* [Exercise task]:
Write out the listing below without alteration, omitting its pictures.

* [Supplied entries]:
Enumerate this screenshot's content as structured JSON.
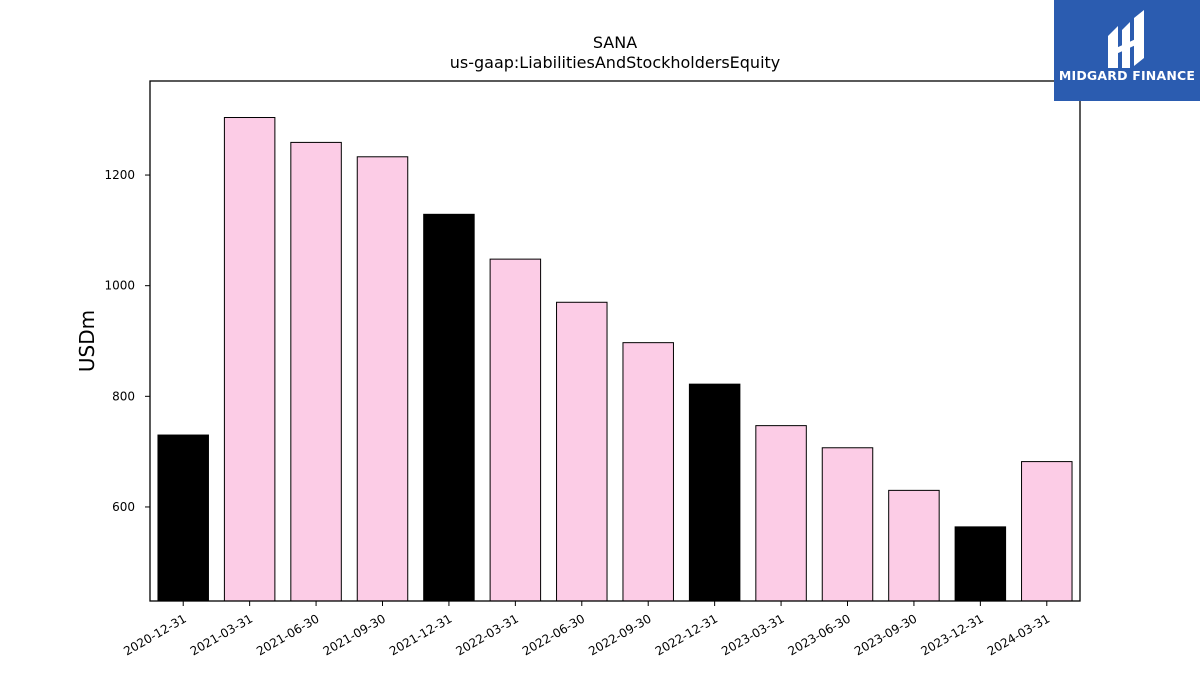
{
  "chart_data": {
    "type": "bar",
    "title": "SANA",
    "subtitle": "us-gaap:LiabilitiesAndStockholdersEquity",
    "ylabel": "USDm",
    "xlabel": "",
    "ylim": [
      430,
      1370
    ],
    "yticks": [
      600,
      800,
      1000,
      1200
    ],
    "categories": [
      "2020-12-31",
      "2021-03-31",
      "2021-06-30",
      "2021-09-30",
      "2021-12-31",
      "2022-03-31",
      "2022-06-30",
      "2022-09-30",
      "2022-12-31",
      "2023-03-31",
      "2023-06-30",
      "2023-09-30",
      "2023-12-31",
      "2024-03-31"
    ],
    "values": [
      730,
      1304,
      1259,
      1233,
      1129,
      1048,
      970,
      897,
      822,
      747,
      707,
      630,
      564,
      682
    ],
    "colors": [
      "#000000",
      "#fccce6",
      "#fccce6",
      "#fccce6",
      "#000000",
      "#fccce6",
      "#fccce6",
      "#fccce6",
      "#000000",
      "#fccce6",
      "#fccce6",
      "#fccce6",
      "#000000",
      "#fccce6"
    ],
    "grid": false,
    "legend": "none"
  },
  "logo": {
    "text": "MIDGARD FINANCE",
    "background": "#2b5cb0"
  }
}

* [Finished task]:
Enumerate this screenshot's content as structured JSON.
{
  "chart_data": {
    "type": "bar",
    "title": "SANA",
    "subtitle": "us-gaap:LiabilitiesAndStockholdersEquity",
    "ylabel": "USDm",
    "xlabel": "",
    "ylim": [
      430,
      1370
    ],
    "yticks": [
      600,
      800,
      1000,
      1200
    ],
    "categories": [
      "2020-12-31",
      "2021-03-31",
      "2021-06-30",
      "2021-09-30",
      "2021-12-31",
      "2022-03-31",
      "2022-06-30",
      "2022-09-30",
      "2022-12-31",
      "2023-03-31",
      "2023-06-30",
      "2023-09-30",
      "2023-12-31",
      "2024-03-31"
    ],
    "values": [
      730,
      1304,
      1259,
      1233,
      1129,
      1048,
      970,
      897,
      822,
      747,
      707,
      630,
      564,
      682
    ],
    "colors": [
      "#000000",
      "#fccce6",
      "#fccce6",
      "#fccce6",
      "#000000",
      "#fccce6",
      "#fccce6",
      "#fccce6",
      "#000000",
      "#fccce6",
      "#fccce6",
      "#fccce6",
      "#000000",
      "#fccce6"
    ],
    "grid": false,
    "legend": "none"
  },
  "logo": {
    "text": "MIDGARD FINANCE",
    "background": "#2b5cb0"
  }
}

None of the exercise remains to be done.